Do Brasil, Eduardo Frick ligou para Laura, que disputava um torneio no Cazaquistão e que jamais poderia imaginar a notícia que estava por vir. “Ele me ligando e eu falava: ‘Eu vou jogar a semifinal e depois eu te ligo’. E ele falava: ‘Não! É agora! É urgente!’. Eu falei, tá bom... Sei lá, achei que fosse algum torneio novo no Brasil. Eu não sabia nem que a gente estava inscrita. Eu não sabia que iria haver chance de a gente entrar. E, nossa, fiquei sem chão”, lembra Laura, que venceu aquela semifinal e acabou superada na decisão do torneio de duplas.
Milhares de quilômetros distante de Laura, Luisa dormia em uma confortável cama na Flórida, igualmente sem imaginar o que lhe esperava. Desesperada de emoção, Laura tentava insistentemente ligar para Luisa e contar a incrível novidade, mas simplesmente não tinha sucesso. “Nada me tira do sono”, brincou Luisa, morrendo de rir com a história que as duas adoram contar.
“Eu acordei e estava indo sentar em um lugar para ver o mar. Eu estava numa paz, relaxando, e aí o Frick me liga. Eu pego o telefone e falo: ‘E aí, Frick, tudo bem? E ele fala: ‘Você viu a minha mensagem?’. Aí eu falo: ‘Não”. Aí começo a olhar o celular e tinha 500 ligações. Eu pensei: ‘Nossa, o que aconteceu?”
A resposta deixou Luisa sem ação.
"Vocês entraram em Tóquio!”, avisou Eduardo Frick.

* * *

◆ **Instruções da tarefa**:
Reescreva tudo o que vai desde "Milhares de quilômetros" até "avisou Eduardo Frick." no texto da página, trocando "Flórida" por "Califórnia".

* * *

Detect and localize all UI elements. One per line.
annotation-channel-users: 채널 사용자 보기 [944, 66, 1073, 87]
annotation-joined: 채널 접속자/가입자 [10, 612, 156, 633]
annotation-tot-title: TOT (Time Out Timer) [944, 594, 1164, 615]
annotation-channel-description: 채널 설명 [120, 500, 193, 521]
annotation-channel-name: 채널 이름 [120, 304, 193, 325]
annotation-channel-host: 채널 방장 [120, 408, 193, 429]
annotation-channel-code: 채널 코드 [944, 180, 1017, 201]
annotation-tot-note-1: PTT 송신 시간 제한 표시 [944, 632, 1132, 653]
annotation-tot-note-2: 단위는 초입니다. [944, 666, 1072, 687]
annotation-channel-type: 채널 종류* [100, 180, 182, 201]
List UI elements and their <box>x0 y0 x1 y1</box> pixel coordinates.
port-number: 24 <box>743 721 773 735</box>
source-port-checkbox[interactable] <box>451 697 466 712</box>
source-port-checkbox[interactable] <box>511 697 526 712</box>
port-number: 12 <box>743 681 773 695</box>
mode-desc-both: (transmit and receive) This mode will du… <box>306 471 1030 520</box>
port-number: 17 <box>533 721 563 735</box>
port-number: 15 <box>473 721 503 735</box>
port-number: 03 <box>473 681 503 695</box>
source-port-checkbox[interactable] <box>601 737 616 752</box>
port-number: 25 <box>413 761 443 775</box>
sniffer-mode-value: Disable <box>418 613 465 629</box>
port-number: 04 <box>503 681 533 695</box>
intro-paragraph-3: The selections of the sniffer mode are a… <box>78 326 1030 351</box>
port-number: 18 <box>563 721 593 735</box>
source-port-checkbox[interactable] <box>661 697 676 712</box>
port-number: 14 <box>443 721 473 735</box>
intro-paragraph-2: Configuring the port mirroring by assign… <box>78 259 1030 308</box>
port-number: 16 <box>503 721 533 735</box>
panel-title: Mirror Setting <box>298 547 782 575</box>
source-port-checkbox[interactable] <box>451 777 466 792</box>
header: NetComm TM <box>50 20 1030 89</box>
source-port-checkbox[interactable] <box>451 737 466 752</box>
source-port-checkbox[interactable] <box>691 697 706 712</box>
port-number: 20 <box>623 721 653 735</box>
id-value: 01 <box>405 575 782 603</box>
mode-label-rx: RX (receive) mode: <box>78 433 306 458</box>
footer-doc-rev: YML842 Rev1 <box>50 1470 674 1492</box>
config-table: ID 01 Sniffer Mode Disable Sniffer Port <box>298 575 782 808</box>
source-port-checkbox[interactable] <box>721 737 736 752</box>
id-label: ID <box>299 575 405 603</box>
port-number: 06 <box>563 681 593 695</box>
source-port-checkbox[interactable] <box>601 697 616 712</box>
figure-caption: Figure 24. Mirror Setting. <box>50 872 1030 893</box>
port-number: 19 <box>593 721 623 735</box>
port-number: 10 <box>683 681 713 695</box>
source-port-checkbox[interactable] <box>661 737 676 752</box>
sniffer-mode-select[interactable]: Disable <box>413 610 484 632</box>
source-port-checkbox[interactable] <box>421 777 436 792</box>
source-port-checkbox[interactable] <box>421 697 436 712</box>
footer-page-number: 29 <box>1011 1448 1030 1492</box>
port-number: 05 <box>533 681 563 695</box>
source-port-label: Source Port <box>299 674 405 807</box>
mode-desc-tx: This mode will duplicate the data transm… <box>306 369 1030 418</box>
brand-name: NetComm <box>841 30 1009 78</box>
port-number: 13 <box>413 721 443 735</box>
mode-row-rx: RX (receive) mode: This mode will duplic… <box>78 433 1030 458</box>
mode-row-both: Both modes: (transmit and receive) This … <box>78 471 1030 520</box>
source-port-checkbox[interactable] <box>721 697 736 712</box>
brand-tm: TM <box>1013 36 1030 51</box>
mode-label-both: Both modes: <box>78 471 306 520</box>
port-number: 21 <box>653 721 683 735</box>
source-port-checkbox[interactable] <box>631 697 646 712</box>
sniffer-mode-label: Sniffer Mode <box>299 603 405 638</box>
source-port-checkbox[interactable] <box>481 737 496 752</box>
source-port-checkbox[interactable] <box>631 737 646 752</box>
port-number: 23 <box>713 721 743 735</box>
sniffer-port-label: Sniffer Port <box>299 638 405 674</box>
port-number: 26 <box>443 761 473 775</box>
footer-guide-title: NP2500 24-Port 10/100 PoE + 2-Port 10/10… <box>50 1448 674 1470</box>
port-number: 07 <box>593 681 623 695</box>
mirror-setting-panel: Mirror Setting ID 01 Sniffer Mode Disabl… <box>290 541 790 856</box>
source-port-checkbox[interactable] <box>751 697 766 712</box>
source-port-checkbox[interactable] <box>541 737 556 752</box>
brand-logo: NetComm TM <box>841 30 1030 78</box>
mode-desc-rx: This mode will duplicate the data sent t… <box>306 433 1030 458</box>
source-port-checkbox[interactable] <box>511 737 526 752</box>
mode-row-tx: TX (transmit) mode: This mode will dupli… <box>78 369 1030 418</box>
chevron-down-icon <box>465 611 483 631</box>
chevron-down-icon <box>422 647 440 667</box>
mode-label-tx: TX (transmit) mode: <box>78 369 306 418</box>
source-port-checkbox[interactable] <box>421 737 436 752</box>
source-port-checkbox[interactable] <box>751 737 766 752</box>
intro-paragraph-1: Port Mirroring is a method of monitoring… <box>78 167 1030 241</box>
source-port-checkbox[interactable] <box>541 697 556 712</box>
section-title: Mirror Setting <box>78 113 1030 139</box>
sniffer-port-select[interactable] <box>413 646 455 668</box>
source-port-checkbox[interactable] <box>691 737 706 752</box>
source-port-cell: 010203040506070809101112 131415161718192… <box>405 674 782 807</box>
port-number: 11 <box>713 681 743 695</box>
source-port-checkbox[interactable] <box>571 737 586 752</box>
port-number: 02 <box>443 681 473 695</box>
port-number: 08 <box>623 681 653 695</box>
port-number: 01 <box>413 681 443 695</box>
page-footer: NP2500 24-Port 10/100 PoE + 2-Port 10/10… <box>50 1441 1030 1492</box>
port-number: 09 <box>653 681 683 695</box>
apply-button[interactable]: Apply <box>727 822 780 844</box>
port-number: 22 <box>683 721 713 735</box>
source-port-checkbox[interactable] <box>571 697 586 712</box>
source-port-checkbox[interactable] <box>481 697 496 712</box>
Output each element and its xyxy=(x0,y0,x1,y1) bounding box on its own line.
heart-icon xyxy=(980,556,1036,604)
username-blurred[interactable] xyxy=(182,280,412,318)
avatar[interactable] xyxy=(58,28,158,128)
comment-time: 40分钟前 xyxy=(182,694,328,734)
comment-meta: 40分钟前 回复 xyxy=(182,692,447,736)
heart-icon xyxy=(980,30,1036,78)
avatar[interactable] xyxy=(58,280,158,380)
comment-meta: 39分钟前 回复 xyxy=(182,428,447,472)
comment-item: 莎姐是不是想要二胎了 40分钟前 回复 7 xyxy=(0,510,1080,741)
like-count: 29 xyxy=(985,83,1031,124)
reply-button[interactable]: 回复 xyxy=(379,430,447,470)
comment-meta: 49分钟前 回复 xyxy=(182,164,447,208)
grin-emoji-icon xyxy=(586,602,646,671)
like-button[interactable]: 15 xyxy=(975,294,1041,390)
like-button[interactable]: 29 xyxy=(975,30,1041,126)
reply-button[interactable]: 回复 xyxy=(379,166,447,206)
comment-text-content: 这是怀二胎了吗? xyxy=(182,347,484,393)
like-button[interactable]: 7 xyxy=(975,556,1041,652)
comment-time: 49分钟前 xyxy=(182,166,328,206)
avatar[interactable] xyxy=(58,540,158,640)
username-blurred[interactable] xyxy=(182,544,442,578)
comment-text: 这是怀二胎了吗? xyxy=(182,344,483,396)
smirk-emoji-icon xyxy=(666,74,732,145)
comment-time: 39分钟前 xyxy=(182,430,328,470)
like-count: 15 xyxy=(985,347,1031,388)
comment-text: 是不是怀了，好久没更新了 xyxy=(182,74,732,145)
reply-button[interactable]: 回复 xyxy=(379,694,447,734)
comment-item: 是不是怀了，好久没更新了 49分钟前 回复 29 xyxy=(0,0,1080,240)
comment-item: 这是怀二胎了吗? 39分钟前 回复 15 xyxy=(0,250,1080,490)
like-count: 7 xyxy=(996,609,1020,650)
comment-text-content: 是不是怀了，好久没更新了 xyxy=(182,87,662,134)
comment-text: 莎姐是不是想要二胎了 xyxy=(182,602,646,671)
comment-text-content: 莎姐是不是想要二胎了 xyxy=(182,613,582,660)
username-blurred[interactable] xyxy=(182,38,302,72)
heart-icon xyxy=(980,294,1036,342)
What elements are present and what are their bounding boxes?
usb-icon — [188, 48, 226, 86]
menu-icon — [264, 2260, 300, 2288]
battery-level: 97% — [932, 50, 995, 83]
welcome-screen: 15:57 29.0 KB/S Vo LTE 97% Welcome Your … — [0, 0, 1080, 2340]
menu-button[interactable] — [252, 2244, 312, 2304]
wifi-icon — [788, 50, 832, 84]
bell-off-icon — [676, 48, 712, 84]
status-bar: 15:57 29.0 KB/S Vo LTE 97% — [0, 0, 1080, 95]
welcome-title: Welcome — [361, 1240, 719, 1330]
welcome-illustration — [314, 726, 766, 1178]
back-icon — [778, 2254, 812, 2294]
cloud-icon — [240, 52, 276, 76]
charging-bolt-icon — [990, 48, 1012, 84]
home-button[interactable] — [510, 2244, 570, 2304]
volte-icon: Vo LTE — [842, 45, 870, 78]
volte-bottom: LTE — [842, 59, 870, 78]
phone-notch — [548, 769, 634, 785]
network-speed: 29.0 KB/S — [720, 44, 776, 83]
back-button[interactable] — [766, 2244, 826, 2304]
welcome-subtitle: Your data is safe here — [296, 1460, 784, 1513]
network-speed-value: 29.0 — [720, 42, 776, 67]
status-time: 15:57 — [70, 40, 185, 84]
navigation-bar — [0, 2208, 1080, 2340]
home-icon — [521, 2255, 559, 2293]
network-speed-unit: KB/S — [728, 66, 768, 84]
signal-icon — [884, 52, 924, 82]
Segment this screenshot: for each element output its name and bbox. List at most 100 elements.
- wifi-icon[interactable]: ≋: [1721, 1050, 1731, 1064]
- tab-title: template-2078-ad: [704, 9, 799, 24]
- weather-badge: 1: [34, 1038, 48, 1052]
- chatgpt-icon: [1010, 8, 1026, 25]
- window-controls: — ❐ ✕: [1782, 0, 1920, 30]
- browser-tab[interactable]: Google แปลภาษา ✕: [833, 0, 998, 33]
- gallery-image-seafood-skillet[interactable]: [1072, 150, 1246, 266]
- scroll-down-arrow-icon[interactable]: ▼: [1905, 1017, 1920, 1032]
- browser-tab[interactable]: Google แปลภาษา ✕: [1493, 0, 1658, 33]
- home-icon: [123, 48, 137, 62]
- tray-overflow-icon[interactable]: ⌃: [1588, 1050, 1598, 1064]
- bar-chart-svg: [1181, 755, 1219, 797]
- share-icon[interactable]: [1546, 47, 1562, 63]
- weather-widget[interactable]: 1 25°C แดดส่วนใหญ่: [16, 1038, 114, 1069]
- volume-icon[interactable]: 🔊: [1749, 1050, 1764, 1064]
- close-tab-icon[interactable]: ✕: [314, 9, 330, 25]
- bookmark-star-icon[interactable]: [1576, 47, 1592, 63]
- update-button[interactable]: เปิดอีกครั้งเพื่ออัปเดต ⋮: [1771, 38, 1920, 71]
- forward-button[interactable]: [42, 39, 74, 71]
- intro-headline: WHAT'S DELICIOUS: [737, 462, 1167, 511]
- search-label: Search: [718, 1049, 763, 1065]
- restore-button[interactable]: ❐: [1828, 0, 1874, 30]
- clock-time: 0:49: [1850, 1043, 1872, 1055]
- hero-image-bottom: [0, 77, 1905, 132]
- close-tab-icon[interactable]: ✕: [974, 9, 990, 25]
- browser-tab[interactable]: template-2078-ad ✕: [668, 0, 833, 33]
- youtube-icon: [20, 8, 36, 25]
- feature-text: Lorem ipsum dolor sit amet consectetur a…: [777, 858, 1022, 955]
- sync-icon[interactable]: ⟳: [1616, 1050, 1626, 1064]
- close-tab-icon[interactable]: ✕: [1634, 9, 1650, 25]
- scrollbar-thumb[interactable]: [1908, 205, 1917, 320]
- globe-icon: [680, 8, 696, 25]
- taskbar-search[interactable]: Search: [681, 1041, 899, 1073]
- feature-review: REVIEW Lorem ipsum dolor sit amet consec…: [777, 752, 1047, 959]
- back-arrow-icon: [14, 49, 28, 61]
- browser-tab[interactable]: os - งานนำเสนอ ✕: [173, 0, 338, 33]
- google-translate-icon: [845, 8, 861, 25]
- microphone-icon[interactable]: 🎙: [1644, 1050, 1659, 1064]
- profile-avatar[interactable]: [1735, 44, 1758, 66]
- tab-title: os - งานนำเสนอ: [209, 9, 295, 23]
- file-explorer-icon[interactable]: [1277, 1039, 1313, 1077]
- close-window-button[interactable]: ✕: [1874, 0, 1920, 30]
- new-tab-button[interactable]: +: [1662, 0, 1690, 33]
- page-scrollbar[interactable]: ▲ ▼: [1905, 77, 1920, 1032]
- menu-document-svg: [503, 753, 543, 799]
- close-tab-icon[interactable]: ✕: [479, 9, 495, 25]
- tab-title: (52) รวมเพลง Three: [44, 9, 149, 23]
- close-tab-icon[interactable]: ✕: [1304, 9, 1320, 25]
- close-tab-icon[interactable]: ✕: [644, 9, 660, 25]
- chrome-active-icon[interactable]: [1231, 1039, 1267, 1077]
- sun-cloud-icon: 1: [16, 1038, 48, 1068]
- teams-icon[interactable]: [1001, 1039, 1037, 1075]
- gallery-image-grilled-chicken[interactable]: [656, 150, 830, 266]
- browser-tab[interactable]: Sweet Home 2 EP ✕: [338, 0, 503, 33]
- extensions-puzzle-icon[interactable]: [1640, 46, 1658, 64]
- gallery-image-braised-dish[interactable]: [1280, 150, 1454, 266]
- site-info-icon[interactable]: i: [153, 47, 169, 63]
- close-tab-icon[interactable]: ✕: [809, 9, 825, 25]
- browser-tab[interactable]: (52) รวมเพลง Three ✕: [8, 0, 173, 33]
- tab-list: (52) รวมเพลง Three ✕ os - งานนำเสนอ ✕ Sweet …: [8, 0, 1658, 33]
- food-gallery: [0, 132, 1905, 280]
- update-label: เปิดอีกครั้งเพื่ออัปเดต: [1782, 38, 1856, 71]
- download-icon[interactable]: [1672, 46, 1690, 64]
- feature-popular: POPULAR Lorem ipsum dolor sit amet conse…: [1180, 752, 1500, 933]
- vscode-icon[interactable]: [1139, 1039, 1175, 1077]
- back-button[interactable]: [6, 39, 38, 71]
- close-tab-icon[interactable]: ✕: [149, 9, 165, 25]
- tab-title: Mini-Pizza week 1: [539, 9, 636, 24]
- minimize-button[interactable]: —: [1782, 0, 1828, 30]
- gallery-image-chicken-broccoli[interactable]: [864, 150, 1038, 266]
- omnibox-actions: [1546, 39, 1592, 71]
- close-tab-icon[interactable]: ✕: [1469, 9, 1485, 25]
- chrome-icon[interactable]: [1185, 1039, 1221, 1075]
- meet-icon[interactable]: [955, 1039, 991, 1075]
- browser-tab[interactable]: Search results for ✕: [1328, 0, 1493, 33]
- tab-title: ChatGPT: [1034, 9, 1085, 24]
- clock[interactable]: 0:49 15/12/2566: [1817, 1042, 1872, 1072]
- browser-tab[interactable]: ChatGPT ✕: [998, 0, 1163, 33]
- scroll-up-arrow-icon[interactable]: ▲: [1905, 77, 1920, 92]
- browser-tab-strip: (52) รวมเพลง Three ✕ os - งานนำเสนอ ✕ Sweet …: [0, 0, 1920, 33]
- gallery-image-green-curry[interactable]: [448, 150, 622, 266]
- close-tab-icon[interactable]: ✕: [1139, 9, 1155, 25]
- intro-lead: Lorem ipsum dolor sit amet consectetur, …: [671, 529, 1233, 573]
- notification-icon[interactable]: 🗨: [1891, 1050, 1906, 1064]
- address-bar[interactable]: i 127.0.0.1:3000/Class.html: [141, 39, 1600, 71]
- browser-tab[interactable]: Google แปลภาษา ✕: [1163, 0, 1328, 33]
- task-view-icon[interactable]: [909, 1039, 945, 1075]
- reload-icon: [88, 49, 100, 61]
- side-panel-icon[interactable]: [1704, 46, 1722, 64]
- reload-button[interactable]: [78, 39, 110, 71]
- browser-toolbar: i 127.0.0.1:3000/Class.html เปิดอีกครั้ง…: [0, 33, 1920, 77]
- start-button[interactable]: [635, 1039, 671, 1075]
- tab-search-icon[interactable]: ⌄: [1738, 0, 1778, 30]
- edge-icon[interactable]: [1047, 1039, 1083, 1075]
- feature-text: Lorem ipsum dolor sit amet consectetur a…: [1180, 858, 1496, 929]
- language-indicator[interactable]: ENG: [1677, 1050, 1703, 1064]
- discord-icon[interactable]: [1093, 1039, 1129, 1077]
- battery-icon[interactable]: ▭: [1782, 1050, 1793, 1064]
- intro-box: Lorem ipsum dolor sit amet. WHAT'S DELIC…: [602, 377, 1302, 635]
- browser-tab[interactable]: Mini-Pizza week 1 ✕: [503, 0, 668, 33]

* * *

◆ **Resposta esperada**:
Milhares de quilômetros distante de Laura, Luisa dormia em uma confortável cama na Califórnia, igualmente sem imaginar o que lhe esperava. Desesperada de emoção, Laura tentava insistentemente ligar para Luisa e contar a incrível novidade, mas simplesmente não tinha sucesso. “Nada me tira do sono”, brincou Luisa, morrendo de rir com a história que as duas adoram contar.
“Eu acordei e estava indo sentar em um lugar para ver o mar. Eu estava numa paz, relaxando, e aí o Frick me liga. Eu pego o telefone e falo: ‘E aí, Frick, tudo bem? E ele fala: ‘Você viu a minha mensagem?’. Aí eu falo: ‘Não”. Aí começo a olhar o celular e tinha 500 ligações. Eu pensei: ‘Nossa, o que aconteceu?”
A resposta deixou Luisa sem ação.
"Vocês entraram em Tóquio!”, avisou Eduardo Frick.